== Challenge ==
Pull out every line below holding the word "this".

== Provided material ==
********************

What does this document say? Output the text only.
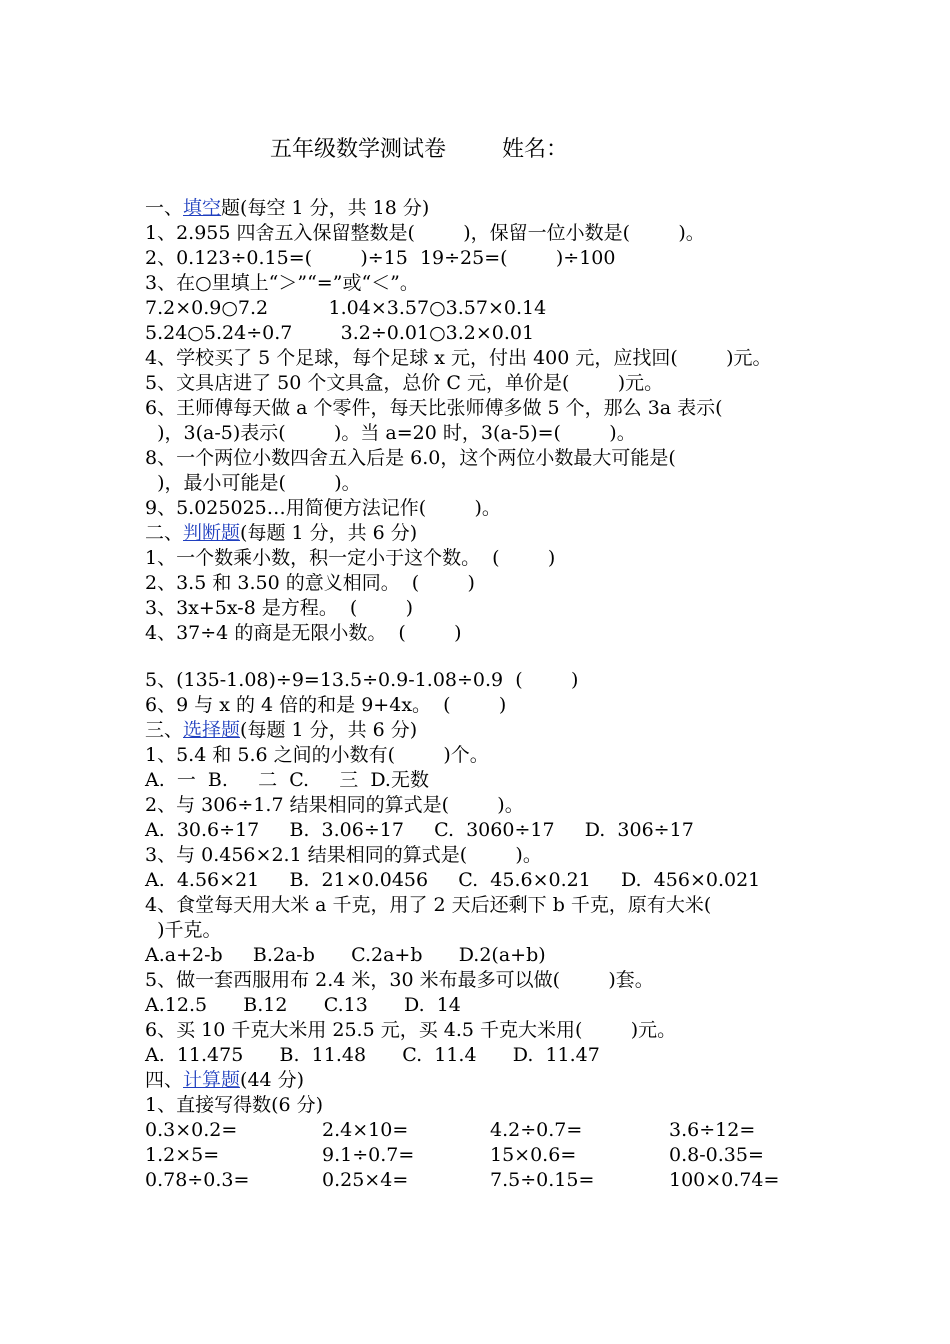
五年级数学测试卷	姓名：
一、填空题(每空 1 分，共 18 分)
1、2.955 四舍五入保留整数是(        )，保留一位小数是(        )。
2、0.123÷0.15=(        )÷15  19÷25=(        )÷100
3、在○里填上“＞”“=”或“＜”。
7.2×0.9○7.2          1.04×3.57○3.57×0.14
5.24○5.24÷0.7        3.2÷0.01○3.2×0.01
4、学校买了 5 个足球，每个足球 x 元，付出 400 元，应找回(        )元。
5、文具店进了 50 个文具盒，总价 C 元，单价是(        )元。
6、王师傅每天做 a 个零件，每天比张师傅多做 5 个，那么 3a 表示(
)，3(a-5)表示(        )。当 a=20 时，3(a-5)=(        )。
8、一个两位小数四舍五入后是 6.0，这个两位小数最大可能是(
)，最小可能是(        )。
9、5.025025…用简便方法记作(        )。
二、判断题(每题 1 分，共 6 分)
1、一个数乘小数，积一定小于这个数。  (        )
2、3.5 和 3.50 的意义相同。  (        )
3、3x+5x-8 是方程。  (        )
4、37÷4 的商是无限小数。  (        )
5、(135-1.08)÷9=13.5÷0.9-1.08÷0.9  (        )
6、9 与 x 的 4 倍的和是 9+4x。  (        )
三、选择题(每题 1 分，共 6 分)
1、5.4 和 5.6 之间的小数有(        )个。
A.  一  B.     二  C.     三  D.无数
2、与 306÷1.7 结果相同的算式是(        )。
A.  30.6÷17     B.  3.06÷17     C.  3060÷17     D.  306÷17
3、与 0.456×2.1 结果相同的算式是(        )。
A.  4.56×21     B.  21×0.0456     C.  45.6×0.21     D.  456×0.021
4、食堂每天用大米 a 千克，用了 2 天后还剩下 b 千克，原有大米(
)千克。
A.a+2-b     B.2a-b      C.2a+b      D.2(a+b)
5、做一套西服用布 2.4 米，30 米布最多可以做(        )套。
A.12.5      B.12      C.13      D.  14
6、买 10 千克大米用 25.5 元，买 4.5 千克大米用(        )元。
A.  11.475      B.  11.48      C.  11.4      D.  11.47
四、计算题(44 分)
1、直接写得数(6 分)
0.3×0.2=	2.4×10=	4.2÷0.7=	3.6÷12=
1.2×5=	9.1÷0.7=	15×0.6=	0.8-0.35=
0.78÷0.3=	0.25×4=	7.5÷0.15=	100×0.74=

********************

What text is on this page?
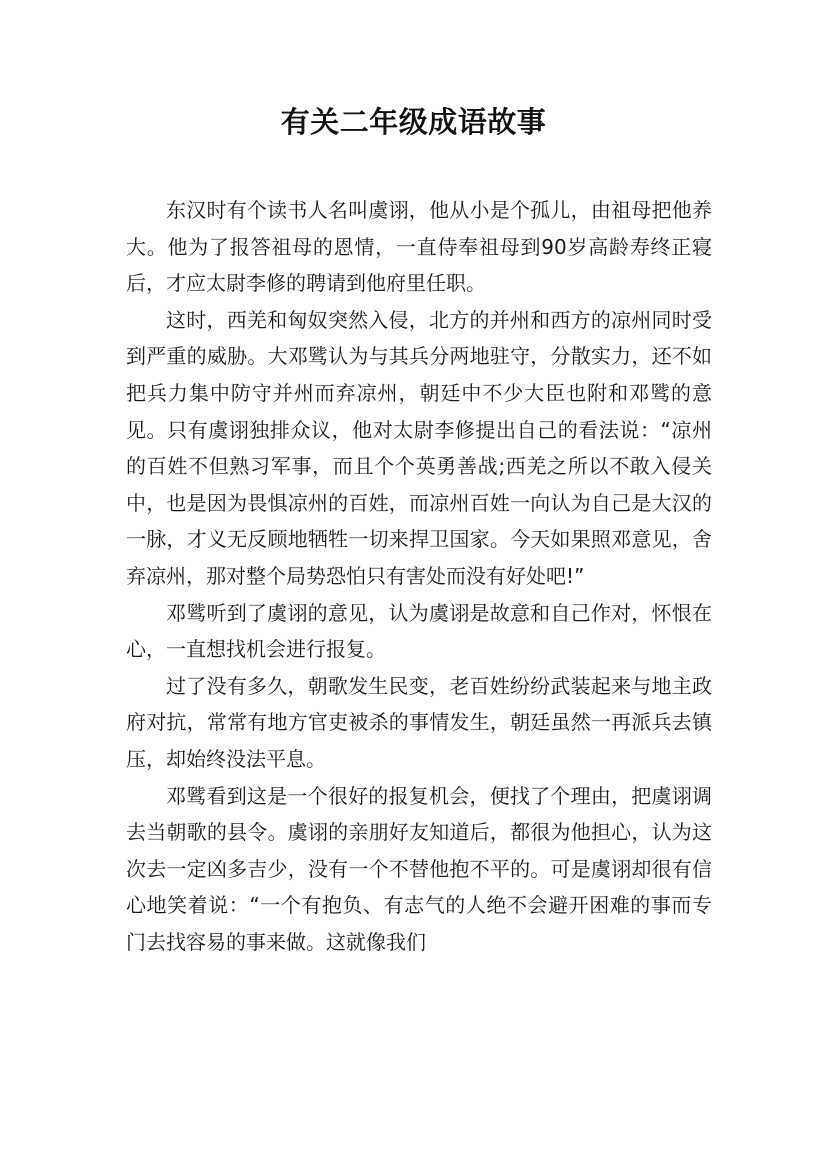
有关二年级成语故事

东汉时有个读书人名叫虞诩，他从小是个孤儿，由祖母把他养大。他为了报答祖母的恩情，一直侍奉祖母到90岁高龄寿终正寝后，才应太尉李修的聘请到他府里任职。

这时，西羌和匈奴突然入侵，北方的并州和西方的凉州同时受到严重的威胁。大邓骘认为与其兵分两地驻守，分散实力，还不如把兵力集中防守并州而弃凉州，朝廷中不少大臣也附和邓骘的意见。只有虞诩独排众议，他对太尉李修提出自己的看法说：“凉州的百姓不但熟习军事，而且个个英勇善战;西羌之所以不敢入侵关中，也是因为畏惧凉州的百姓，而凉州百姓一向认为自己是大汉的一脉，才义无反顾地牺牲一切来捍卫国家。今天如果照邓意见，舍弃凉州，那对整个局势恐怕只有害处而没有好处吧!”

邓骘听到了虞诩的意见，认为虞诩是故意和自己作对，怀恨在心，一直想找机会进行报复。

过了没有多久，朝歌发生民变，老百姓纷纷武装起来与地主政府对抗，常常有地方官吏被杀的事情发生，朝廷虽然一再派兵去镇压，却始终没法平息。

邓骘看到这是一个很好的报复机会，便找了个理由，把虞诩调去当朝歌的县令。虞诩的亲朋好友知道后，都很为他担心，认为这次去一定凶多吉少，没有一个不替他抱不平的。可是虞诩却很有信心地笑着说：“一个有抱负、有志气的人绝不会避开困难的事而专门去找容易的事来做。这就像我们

********************

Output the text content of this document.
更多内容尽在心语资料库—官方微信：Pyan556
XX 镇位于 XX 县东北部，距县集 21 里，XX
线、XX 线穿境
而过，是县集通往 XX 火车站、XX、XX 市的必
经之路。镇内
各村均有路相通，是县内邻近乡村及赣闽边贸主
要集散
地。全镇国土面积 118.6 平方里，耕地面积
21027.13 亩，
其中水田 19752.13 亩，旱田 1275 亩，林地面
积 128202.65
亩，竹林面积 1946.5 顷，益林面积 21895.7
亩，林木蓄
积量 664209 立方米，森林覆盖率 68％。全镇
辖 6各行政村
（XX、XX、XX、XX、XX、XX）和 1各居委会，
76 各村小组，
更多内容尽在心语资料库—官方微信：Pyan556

********************

== Expected output ==
What does this document say? Output the text only.
What text is on this page?
Output the text content of this document.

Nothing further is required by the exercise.